(Data records)

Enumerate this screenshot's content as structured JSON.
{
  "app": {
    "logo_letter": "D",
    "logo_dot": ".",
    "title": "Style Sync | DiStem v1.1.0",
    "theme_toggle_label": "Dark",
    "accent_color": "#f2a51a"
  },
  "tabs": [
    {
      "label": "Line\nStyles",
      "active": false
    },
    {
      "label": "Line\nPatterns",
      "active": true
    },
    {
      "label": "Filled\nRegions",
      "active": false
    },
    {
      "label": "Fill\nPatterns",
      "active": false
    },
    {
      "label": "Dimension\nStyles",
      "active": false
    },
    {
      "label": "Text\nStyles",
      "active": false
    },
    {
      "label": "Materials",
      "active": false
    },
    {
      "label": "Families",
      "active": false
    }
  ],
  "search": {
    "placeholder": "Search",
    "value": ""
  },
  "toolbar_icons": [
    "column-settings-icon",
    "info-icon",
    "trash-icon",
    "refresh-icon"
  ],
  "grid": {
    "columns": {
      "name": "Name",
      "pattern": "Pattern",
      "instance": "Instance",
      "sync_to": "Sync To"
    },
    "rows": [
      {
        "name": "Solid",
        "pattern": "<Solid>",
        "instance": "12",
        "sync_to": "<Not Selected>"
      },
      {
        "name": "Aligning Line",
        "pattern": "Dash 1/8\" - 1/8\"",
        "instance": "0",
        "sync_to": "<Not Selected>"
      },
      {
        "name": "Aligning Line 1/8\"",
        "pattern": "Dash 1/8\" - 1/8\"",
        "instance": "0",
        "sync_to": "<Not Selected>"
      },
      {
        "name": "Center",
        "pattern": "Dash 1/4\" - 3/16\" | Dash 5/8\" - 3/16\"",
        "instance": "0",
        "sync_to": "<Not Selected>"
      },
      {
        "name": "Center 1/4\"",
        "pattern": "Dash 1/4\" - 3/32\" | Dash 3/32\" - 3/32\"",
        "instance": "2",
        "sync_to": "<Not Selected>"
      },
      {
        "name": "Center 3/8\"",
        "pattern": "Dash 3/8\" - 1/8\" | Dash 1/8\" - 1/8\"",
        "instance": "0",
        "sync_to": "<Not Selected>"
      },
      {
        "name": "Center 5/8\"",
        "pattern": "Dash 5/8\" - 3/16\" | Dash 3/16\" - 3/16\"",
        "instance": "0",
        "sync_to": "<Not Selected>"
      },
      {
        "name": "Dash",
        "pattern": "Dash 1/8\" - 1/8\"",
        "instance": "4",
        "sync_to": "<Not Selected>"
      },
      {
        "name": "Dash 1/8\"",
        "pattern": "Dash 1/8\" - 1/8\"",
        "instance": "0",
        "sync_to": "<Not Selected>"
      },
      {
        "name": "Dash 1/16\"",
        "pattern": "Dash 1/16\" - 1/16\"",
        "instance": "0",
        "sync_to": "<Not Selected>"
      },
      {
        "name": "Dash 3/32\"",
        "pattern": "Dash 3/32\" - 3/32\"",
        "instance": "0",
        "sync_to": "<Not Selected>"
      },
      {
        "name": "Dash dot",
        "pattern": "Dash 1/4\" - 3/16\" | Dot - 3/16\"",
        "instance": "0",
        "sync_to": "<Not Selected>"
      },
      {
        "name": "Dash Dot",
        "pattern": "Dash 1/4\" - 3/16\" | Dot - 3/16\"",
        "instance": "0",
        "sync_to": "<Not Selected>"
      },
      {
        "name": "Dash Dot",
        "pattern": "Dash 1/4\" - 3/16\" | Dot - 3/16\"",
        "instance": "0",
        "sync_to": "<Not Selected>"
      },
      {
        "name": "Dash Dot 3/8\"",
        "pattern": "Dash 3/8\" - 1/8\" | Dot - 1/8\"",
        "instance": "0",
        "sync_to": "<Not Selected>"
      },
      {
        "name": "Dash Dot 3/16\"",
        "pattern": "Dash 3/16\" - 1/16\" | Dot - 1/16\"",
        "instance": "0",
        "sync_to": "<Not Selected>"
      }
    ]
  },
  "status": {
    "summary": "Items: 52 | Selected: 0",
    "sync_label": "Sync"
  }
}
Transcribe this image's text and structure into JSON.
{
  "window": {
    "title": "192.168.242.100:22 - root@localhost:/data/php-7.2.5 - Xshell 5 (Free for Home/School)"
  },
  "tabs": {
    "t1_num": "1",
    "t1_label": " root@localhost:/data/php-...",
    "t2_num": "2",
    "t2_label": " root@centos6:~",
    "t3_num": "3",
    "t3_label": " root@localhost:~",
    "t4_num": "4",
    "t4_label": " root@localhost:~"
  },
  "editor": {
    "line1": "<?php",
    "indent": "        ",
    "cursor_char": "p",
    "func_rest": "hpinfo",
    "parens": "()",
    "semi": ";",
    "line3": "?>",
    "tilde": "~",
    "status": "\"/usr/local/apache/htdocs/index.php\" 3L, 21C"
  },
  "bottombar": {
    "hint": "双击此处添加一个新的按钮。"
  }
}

WRITTEN REQUEST
Take every line containing the word "JSON" and copy it.

RESULT
Enumerate this screenshot's content as structured JSON.
Transcribe this image's text and structure into JSON.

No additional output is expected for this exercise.